##### Record extracts

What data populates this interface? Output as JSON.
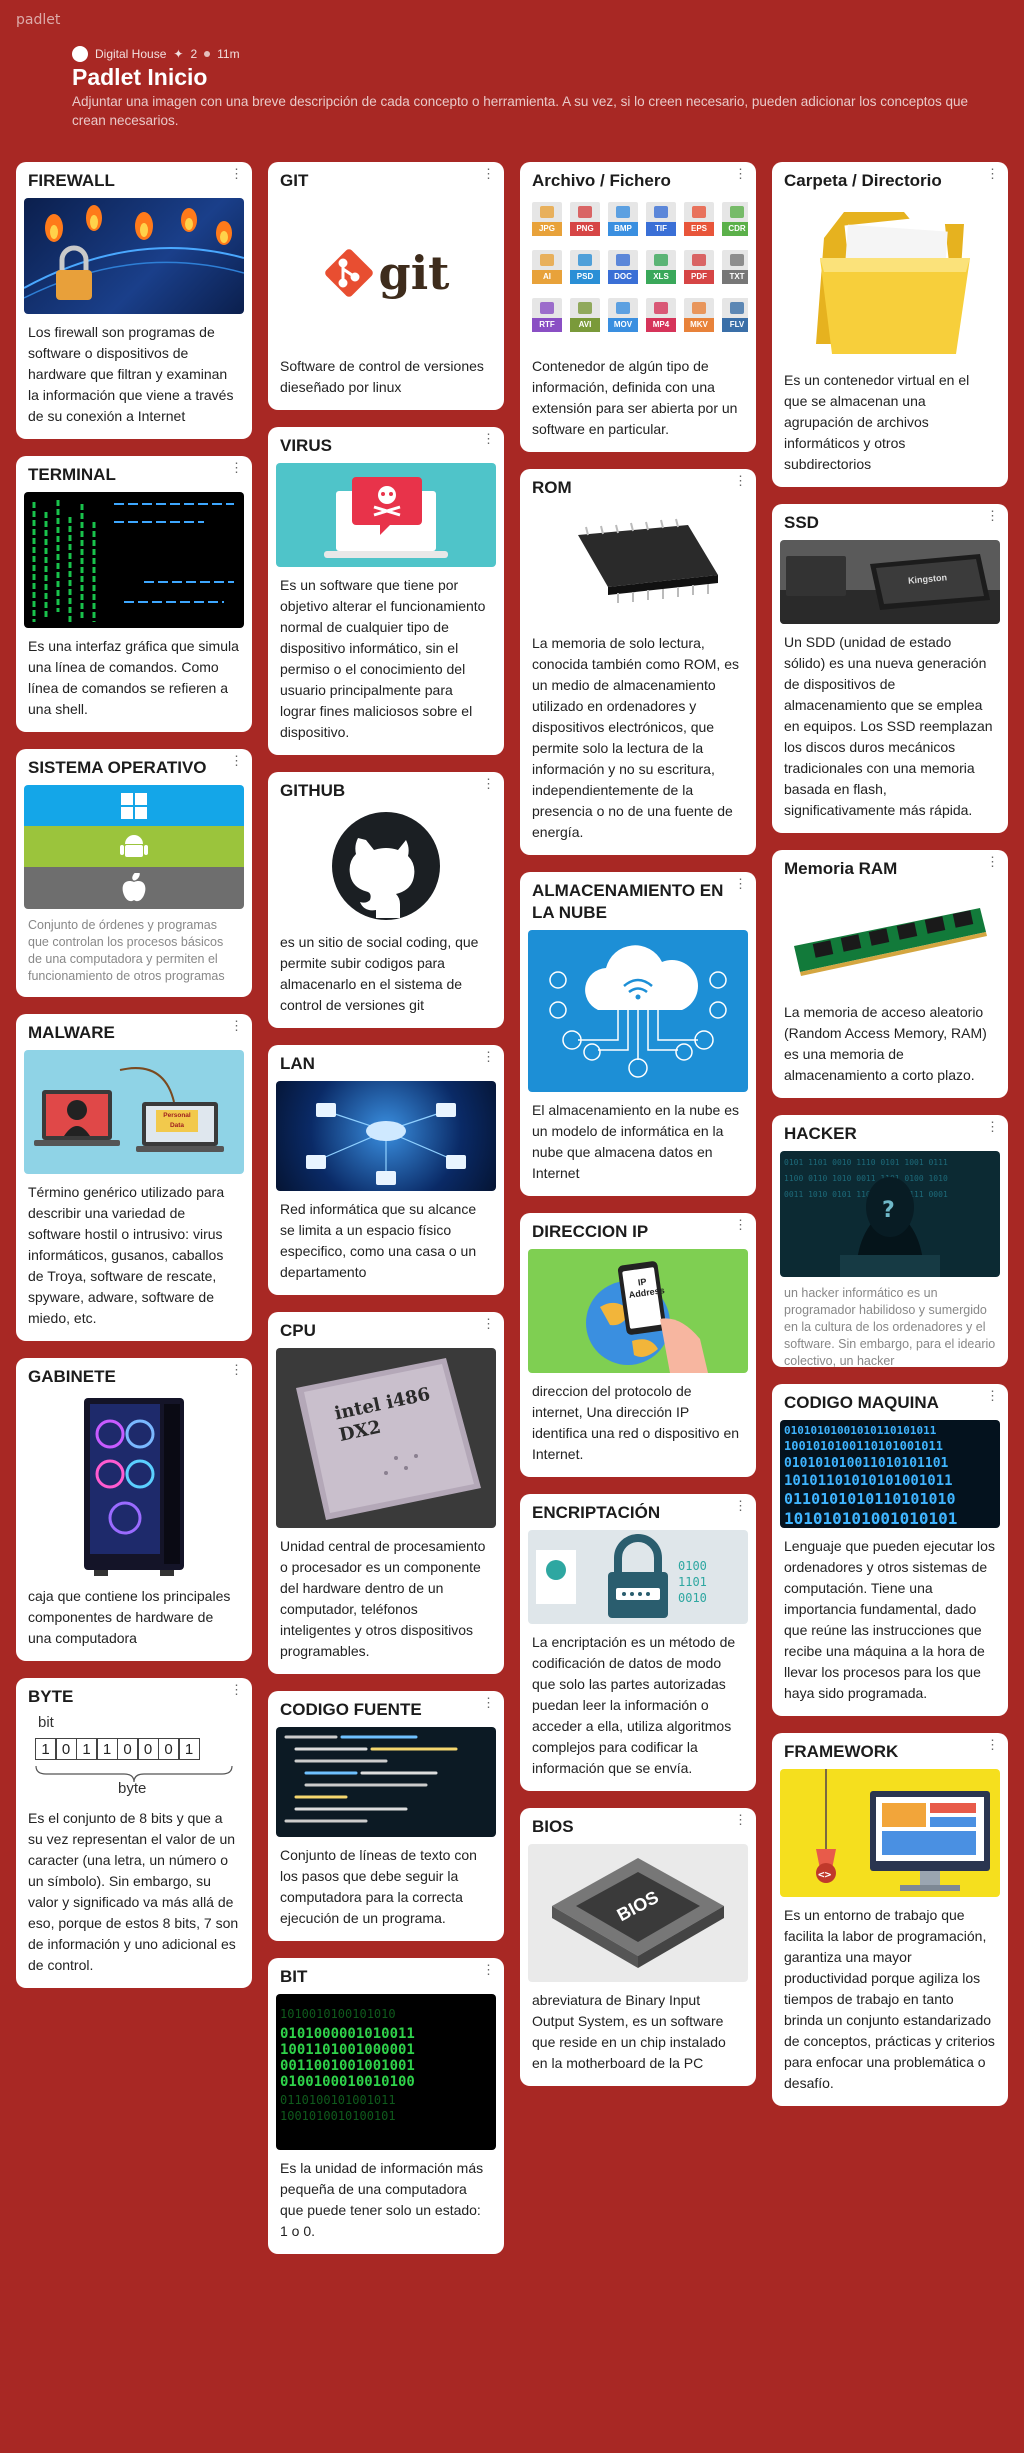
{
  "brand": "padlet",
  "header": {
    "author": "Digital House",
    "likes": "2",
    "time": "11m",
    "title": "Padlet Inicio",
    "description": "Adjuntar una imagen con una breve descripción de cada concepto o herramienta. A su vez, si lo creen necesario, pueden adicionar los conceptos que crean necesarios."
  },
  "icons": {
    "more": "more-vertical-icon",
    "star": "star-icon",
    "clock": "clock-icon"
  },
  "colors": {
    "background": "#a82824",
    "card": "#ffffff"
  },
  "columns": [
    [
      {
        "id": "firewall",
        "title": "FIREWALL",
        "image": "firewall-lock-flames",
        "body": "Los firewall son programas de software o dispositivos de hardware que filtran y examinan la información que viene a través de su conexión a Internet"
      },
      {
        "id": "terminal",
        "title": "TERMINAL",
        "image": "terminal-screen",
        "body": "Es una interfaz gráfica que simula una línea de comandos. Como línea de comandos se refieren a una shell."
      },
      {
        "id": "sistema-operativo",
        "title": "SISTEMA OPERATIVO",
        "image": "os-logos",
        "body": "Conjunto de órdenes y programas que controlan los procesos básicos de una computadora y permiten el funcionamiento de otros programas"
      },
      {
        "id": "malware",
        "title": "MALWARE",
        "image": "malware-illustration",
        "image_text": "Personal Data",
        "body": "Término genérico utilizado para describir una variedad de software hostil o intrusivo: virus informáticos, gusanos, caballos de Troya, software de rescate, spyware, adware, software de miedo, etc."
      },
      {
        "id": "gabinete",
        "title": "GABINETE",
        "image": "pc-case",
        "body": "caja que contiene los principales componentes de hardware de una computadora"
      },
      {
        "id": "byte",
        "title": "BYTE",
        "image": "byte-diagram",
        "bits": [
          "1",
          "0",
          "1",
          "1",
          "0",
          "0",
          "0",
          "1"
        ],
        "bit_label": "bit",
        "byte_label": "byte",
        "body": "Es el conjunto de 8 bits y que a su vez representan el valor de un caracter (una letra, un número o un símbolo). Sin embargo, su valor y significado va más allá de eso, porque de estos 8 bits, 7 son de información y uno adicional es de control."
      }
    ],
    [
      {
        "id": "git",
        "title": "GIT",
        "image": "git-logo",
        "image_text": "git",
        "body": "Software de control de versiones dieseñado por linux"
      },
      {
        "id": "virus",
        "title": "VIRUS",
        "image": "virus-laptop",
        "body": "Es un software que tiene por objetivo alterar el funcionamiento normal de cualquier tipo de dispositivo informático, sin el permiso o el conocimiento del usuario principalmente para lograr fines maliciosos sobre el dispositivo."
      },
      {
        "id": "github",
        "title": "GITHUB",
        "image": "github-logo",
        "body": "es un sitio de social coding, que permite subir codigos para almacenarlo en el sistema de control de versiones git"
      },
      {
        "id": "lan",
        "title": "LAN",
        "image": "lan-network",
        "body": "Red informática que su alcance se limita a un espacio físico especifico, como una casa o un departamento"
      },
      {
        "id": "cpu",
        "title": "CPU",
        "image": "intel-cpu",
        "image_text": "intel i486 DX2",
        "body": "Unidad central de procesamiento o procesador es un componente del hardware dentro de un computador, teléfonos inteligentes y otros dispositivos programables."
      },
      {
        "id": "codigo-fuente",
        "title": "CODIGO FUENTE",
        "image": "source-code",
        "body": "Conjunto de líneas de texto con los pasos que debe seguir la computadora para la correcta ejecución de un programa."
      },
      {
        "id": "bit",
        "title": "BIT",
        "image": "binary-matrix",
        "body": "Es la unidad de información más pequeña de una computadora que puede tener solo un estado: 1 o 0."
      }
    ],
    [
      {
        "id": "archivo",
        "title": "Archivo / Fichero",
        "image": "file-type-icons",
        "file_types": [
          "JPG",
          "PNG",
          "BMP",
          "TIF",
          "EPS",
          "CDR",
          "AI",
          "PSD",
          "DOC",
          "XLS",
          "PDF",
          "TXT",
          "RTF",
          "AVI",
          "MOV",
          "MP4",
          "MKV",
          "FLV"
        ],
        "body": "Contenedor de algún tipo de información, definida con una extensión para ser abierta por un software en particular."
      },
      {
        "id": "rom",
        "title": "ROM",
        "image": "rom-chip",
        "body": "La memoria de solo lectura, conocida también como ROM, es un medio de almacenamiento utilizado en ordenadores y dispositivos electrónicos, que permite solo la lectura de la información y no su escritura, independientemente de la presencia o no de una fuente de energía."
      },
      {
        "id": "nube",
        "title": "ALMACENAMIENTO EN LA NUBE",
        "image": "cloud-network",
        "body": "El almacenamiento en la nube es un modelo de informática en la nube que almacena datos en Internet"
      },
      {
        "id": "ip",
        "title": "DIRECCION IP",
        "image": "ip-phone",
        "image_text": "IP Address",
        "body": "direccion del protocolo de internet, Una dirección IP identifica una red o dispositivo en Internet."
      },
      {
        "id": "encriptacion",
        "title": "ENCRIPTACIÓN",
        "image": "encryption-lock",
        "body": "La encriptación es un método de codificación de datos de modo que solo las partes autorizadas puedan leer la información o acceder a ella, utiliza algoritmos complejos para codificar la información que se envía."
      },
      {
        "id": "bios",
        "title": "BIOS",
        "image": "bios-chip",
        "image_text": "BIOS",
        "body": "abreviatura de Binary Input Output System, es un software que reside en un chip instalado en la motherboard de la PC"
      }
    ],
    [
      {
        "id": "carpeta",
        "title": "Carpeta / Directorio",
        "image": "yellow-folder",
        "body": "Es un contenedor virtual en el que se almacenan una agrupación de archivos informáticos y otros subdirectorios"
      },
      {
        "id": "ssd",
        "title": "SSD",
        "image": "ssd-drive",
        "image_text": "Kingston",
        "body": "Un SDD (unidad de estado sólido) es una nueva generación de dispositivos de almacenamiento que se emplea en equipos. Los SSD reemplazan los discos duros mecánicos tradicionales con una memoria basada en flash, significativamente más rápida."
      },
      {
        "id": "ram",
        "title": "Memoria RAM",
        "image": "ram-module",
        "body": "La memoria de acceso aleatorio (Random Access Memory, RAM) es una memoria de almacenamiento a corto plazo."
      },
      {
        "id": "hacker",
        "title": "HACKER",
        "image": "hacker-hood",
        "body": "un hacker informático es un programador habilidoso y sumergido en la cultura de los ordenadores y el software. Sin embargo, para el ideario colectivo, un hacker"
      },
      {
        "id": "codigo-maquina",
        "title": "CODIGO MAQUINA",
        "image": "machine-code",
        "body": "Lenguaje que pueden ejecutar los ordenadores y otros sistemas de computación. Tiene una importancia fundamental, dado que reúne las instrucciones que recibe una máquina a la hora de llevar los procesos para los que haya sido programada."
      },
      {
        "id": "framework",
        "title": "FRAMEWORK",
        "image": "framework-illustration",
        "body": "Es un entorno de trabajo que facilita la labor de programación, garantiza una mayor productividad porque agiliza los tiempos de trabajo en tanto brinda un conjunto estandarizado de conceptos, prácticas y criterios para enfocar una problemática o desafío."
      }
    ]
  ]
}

##########

## Requirement
All pictures are to be dropped, and the records above returned exactly.

## Answer area
What data populates this interface? Output as JSON.
{
  "brand": "padlet",
  "header": {
    "author": "Digital House",
    "likes": "2",
    "time": "11m",
    "title": "Padlet Inicio",
    "description": "Adjuntar una imagen con una breve descripción de cada concepto o herramienta. A su vez, si lo creen necesario, pueden adicionar los conceptos que crean necesarios."
  },
  "icons": {
    "more": "more-vertical-icon",
    "star": "star-icon",
    "clock": "clock-icon"
  },
  "colors": {
    "background": "#a82824",
    "card": "#ffffff"
  },
  "columns": [
    [
      {
        "id": "firewall",
        "title": "FIREWALL",
        "image": "firewall-lock-flames",
        "body": "Los firewall son programas de software o dispositivos de hardware que filtran y examinan la información que viene a través de su conexión a Internet"
      },
      {
        "id": "terminal",
        "title": "TERMINAL",
        "image": "terminal-screen",
        "body": "Es una interfaz gráfica que simula una línea de comandos. Como línea de comandos se refieren a una shell."
      },
      {
        "id": "sistema-operativo",
        "title": "SISTEMA OPERATIVO",
        "image": "os-logos",
        "body": "Conjunto de órdenes y programas que controlan los procesos básicos de una computadora y permiten el funcionamiento de otros programas"
      },
      {
        "id": "malware",
        "title": "MALWARE",
        "image": "malware-illustration",
        "image_text": "Personal Data",
        "body": "Término genérico utilizado para describir una variedad de software hostil o intrusivo: virus informáticos, gusanos, caballos de Troya, software de rescate, spyware, adware, software de miedo, etc."
      },
      {
        "id": "gabinete",
        "title": "GABINETE",
        "image": "pc-case",
        "body": "caja que contiene los principales componentes de hardware de una computadora"
      },
      {
        "id": "byte",
        "title": "BYTE",
        "image": "byte-diagram",
        "bits": [
          "1",
          "0",
          "1",
          "1",
          "0",
          "0",
          "0",
          "1"
        ],
        "bit_label": "bit",
        "byte_label": "byte",
        "body": "Es el conjunto de 8 bits y que a su vez representan el valor de un caracter (una letra, un número o un símbolo). Sin embargo, su valor y significado va más allá de eso, porque de estos 8 bits, 7 son de información y uno adicional es de control."
      }
    ],
    [
      {
        "id": "git",
        "title": "GIT",
        "image": "git-logo",
        "image_text": "git",
        "body": "Software de control de versiones dieseñado por linux"
      },
      {
        "id": "virus",
        "title": "VIRUS",
        "image": "virus-laptop",
        "body": "Es un software que tiene por objetivo alterar el funcionamiento normal de cualquier tipo de dispositivo informático, sin el permiso o el conocimiento del usuario principalmente para lograr fines maliciosos sobre el dispositivo."
      },
      {
        "id": "github",
        "title": "GITHUB",
        "image": "github-logo",
        "body": "es un sitio de social coding, que permite subir codigos para almacenarlo en el sistema de control de versiones git"
      },
      {
        "id": "lan",
        "title": "LAN",
        "image": "lan-network",
        "body": "Red informática que su alcance se limita a un espacio físico especifico, como una casa o un departamento"
      },
      {
        "id": "cpu",
        "title": "CPU",
        "image": "intel-cpu",
        "image_text": "intel i486 DX2",
        "body": "Unidad central de procesamiento o procesador es un componente del hardware dentro de un computador, teléfonos inteligentes y otros dispositivos programables."
      },
      {
        "id": "codigo-fuente",
        "title": "CODIGO FUENTE",
        "image": "source-code",
        "body": "Conjunto de líneas de texto con los pasos que debe seguir la computadora para la correcta ejecución de un programa."
      },
      {
        "id": "bit",
        "title": "BIT",
        "image": "binary-matrix",
        "body": "Es la unidad de información más pequeña de una computadora que puede tener solo un estado: 1 o 0."
      }
    ],
    [
      {
        "id": "archivo",
        "title": "Archivo / Fichero",
        "image": "file-type-icons",
        "file_types": [
          "JPG",
          "PNG",
          "BMP",
          "TIF",
          "EPS",
          "CDR",
          "AI",
          "PSD",
          "DOC",
          "XLS",
          "PDF",
          "TXT",
          "RTF",
          "AVI",
          "MOV",
          "MP4",
          "MKV",
          "FLV"
        ],
        "body": "Contenedor de algún tipo de información, definida con una extensión para ser abierta por un software en particular."
      },
      {
        "id": "rom",
        "title": "ROM",
        "image": "rom-chip",
        "body": "La memoria de solo lectura, conocida también como ROM, es un medio de almacenamiento utilizado en ordenadores y dispositivos electrónicos, que permite solo la lectura de la información y no su escritura, independientemente de la presencia o no de una fuente de energía."
      },
      {
        "id": "nube",
        "title": "ALMACENAMIENTO EN LA NUBE",
        "image": "cloud-network",
        "body": "El almacenamiento en la nube es un modelo de informática en la nube que almacena datos en Internet"
      },
      {
        "id": "ip",
        "title": "DIRECCION IP",
        "image": "ip-phone",
        "image_text": "IP Address",
        "body": "direccion del protocolo de internet, Una dirección IP identifica una red o dispositivo en Internet."
      },
      {
        "id": "encriptacion",
        "title": "ENCRIPTACIÓN",
        "image": "encryption-lock",
        "body": "La encriptación es un método de codificación de datos de modo que solo las partes autorizadas puedan leer la información o acceder a ella, utiliza algoritmos complejos para codificar la información que se envía."
      },
      {
        "id": "bios",
        "title": "BIOS",
        "image": "bios-chip",
        "image_text": "BIOS",
        "body": "abreviatura de Binary Input Output System, es un software que reside en un chip instalado en la motherboard de la PC"
      }
    ],
    [
      {
        "id": "carpeta",
        "title": "Carpeta / Directorio",
        "image": "yellow-folder",
        "body": "Es un contenedor virtual en el que se almacenan una agrupación de archivos informáticos y otros subdirectorios"
      },
      {
        "id": "ssd",
        "title": "SSD",
        "image": "ssd-drive",
        "image_text": "Kingston",
        "body": "Un SDD (unidad de estado sólido) es una nueva generación de dispositivos de almacenamiento que se emplea en equipos. Los SSD reemplazan los discos duros mecánicos tradicionales con una memoria basada en flash, significativamente más rápida."
      },
      {
        "id": "ram",
        "title": "Memoria RAM",
        "image": "ram-module",
        "body": "La memoria de acceso aleatorio (Random Access Memory, RAM) es una memoria de almacenamiento a corto plazo."
      },
      {
        "id": "hacker",
        "title": "HACKER",
        "image": "hacker-hood",
        "body": "un hacker informático es un programador habilidoso y sumergido en la cultura de los ordenadores y el software. Sin embargo, para el ideario colectivo, un hacker"
      },
      {
        "id": "codigo-maquina",
        "title": "CODIGO MAQUINA",
        "image": "machine-code",
        "body": "Lenguaje que pueden ejecutar los ordenadores y otros sistemas de computación. Tiene una importancia fundamental, dado que reúne las instrucciones que recibe una máquina a la hora de llevar los procesos para los que haya sido programada."
      },
      {
        "id": "framework",
        "title": "FRAMEWORK",
        "image": "framework-illustration",
        "body": "Es un entorno de trabajo que facilita la labor de programación, garantiza una mayor productividad porque agiliza los tiempos de trabajo en tanto brinda un conjunto estandarizado de conceptos, prácticas y criterios para enfocar una problemática o desafío."
      }
    ]
  ]
}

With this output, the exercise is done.